[Extracted data entries]
○ ○ ○ ○ ○ ○ ○

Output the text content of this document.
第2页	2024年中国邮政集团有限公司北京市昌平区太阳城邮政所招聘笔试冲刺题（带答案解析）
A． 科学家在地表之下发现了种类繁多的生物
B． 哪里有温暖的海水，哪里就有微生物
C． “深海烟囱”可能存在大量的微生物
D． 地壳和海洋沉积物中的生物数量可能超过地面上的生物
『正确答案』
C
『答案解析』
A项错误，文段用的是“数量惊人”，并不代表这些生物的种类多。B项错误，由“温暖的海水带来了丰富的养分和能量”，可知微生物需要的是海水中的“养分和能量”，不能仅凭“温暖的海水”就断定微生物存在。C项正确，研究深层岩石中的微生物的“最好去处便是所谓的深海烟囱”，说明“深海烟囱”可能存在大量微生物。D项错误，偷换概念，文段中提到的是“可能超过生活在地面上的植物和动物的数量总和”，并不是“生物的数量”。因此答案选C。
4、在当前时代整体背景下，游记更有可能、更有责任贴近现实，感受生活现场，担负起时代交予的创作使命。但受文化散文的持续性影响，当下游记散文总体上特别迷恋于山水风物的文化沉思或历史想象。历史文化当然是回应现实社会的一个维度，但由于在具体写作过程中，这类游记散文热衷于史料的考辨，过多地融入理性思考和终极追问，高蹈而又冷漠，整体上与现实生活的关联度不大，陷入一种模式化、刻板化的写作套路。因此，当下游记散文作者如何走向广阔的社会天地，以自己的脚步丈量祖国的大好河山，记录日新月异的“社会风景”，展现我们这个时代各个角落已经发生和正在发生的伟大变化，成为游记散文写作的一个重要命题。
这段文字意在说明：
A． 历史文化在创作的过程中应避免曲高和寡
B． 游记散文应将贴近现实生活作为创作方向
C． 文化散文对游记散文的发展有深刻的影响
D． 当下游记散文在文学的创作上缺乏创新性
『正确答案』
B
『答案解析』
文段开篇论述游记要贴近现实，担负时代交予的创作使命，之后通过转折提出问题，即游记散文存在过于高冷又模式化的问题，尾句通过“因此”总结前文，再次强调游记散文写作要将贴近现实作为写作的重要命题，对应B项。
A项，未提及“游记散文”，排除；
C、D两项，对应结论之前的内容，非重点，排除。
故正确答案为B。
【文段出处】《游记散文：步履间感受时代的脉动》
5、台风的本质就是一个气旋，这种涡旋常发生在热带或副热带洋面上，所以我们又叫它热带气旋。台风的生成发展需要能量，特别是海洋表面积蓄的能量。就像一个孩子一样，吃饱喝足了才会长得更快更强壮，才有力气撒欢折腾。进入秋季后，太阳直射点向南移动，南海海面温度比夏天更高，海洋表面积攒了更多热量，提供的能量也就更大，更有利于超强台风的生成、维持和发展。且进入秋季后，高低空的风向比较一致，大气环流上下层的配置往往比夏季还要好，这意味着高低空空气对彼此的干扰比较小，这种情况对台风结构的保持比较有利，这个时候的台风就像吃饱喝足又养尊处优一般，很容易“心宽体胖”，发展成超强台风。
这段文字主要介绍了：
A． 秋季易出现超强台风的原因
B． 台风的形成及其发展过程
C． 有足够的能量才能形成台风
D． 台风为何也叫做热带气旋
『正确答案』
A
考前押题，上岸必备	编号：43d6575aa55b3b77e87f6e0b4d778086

○ ○ ○ ○ ○ ○ ○

▸ **Given task**
Type out the material again exactly as presented.

▸ **Response below**
Output the text content of this document.
第2页	2024年中国邮政集团有限公司北京市昌平区太阳城邮政所招聘笔试冲刺题（带答案解析）
A． 科学家在地表之下发现了种类繁多的生物
B． 哪里有温暖的海水，哪里就有微生物
C． “深海烟囱”可能存在大量的微生物
D． 地壳和海洋沉积物中的生物数量可能超过地面上的生物
『正确答案』
C
『答案解析』
A项错误，文段用的是“数量惊人”，并不代表这些生物的种类多。B项错误，由“温暖的海水带来了丰富的养分和能量”，可知微生物需要的是海水中的“养分和能量”，不能仅凭“温暖的海水”就断定微生物存在。C项正确，研究深层岩石中的微生物的“最好去处便是所谓的深海烟囱”，说明“深海烟囱”可能存在大量微生物。D项错误，偷换概念，文段中提到的是“可能超过生活在地面上的植物和动物的数量总和”，并不是“生物的数量”。因此答案选C。
4、在当前时代整体背景下，游记更有可能、更有责任贴近现实，感受生活现场，担负起时代交予的创作使命。但受文化散文的持续性影响，当下游记散文总体上特别迷恋于山水风物的文化沉思或历史想象。历史文化当然是回应现实社会的一个维度，但由于在具体写作过程中，这类游记散文热衷于史料的考辨，过多地融入理性思考和终极追问，高蹈而又冷漠，整体上与现实生活的关联度不大，陷入一种模式化、刻板化的写作套路。因此，当下游记散文作者如何走向广阔的社会天地，以自己的脚步丈量祖国的大好河山，记录日新月异的“社会风景”，展现我们这个时代各个角落已经发生和正在发生的伟大变化，成为游记散文写作的一个重要命题。
这段文字意在说明：
A． 历史文化在创作的过程中应避免曲高和寡
B． 游记散文应将贴近现实生活作为创作方向
C． 文化散文对游记散文的发展有深刻的影响
D． 当下游记散文在文学的创作上缺乏创新性
『正确答案』
B
『答案解析』
文段开篇论述游记要贴近现实，担负时代交予的创作使命，之后通过转折提出问题，即游记散文存在过于高冷又模式化的问题，尾句通过“因此”总结前文，再次强调游记散文写作要将贴近现实作为写作的重要命题，对应B项。
A项，未提及“游记散文”，排除；
C、D两项，对应结论之前的内容，非重点，排除。
故正确答案为B。
【文段出处】《游记散文：步履间感受时代的脉动》
5、台风的本质就是一个气旋，这种涡旋常发生在热带或副热带洋面上，所以我们又叫它热带气旋。台风的生成发展需要能量，特别是海洋表面积蓄的能量。就像一个孩子一样，吃饱喝足了才会长得更快更强壮，才有力气撒欢折腾。进入秋季后，太阳直射点向南移动，南海海面温度比夏天更高，海洋表面积攒了更多热量，提供的能量也就更大，更有利于超强台风的生成、维持和发展。且进入秋季后，高低空的风向比较一致，大气环流上下层的配置往往比夏季还要好，这意味着高低空空气对彼此的干扰比较小，这种情况对台风结构的保持比较有利，这个时候的台风就像吃饱喝足又养尊处优一般，很容易“心宽体胖”，发展成超强台风。
这段文字主要介绍了：
A． 秋季易出现超强台风的原因
B． 台风的形成及其发展过程
C． 有足够的能量才能形成台风
D． 台风为何也叫做热带气旋
『正确答案』
A
考前押题，上岸必备	编号：43d6575aa55b3b77e87f6e0b4d778086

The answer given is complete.